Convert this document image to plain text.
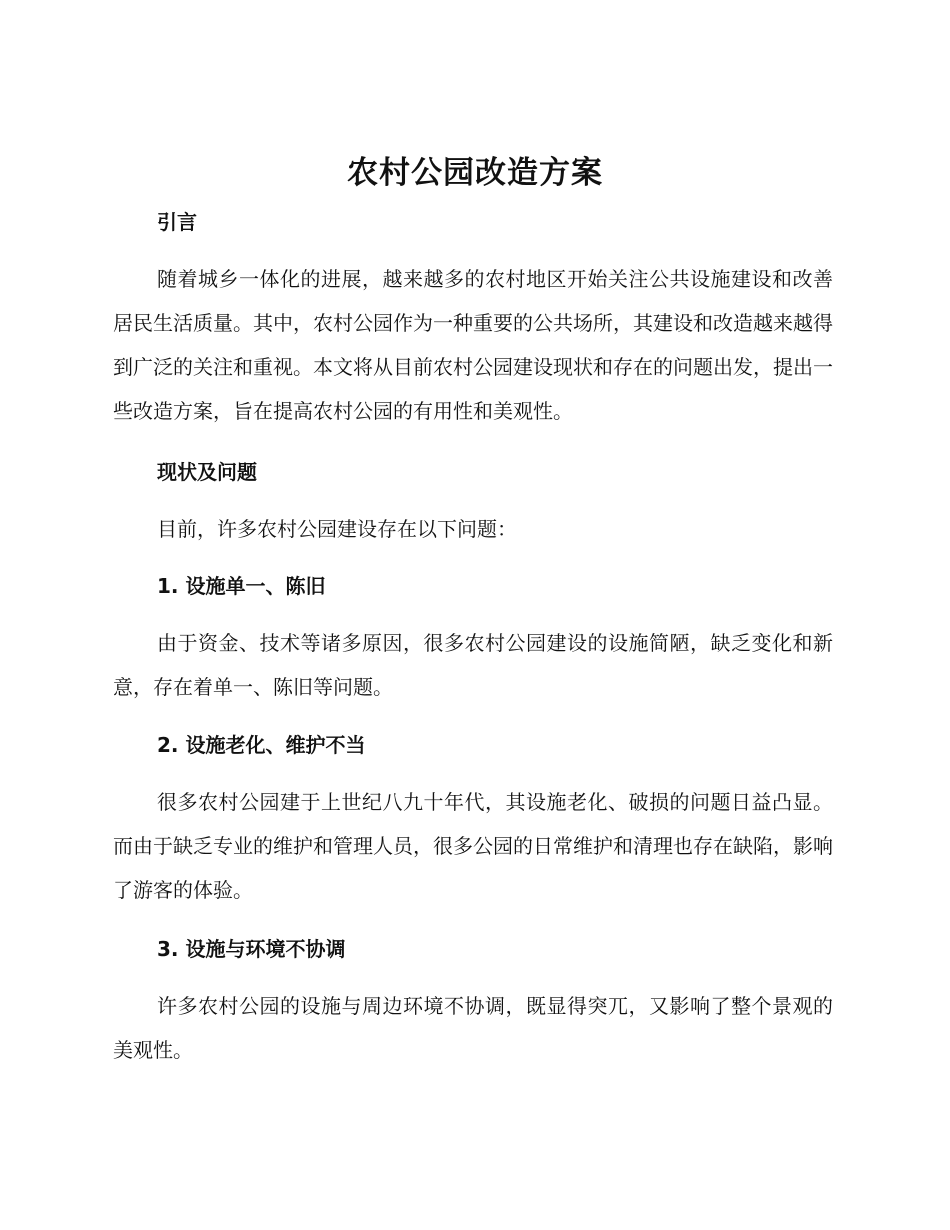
农村公园改造方案
引言

随着城乡一体化的进展，越来越多的农村地区开始关注公共设施建设和改善居民生活质量。其中，农村公园作为一种重要的公共场所，其建设和改造越来越得到广泛的关注和重视。本文将从目前农村公园建设现状和存在的问题出发，提出一些改造方案，旨在提高农村公园的有用性和美观性。

现状及问题

目前，许多农村公园建设存在以下问题：

1. 设施单一、陈旧

由于资金、技术等诸多原因，很多农村公园建设的设施简陋，缺乏变化和新意，存在着单一、陈旧等问题。

2. 设施老化、维护不当

很多农村公园建于上世纪八九十年代，其设施老化、破损的问题日益凸显。而由于缺乏专业的维护和管理人员，很多公园的日常维护和清理也存在缺陷，影响了游客的体验。

3. 设施与环境不协调

许多农村公园的设施与周边环境不协调，既显得突兀，又影响了整个景观的美观性。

◇ ◇ ◇

* **Task brief**
Transcribe the full listing above exactly as it stands, minus the pictures.

* **Solution to the exercise**
Convert this document image to plain text.
农村公园改造方案
引言

随着城乡一体化的进展，越来越多的农村地区开始关注公共设施建设和改善居民生活质量。其中，农村公园作为一种重要的公共场所，其建设和改造越来越得到广泛的关注和重视。本文将从目前农村公园建设现状和存在的问题出发，提出一些改造方案，旨在提高农村公园的有用性和美观性。

现状及问题

目前，许多农村公园建设存在以下问题：

1. 设施单一、陈旧

由于资金、技术等诸多原因，很多农村公园建设的设施简陋，缺乏变化和新意，存在着单一、陈旧等问题。

2. 设施老化、维护不当

很多农村公园建于上世纪八九十年代，其设施老化、破损的问题日益凸显。而由于缺乏专业的维护和管理人员，很多公园的日常维护和清理也存在缺陷，影响了游客的体验。

3. 设施与环境不协调

许多农村公园的设施与周边环境不协调，既显得突兀，又影响了整个景观的美观性。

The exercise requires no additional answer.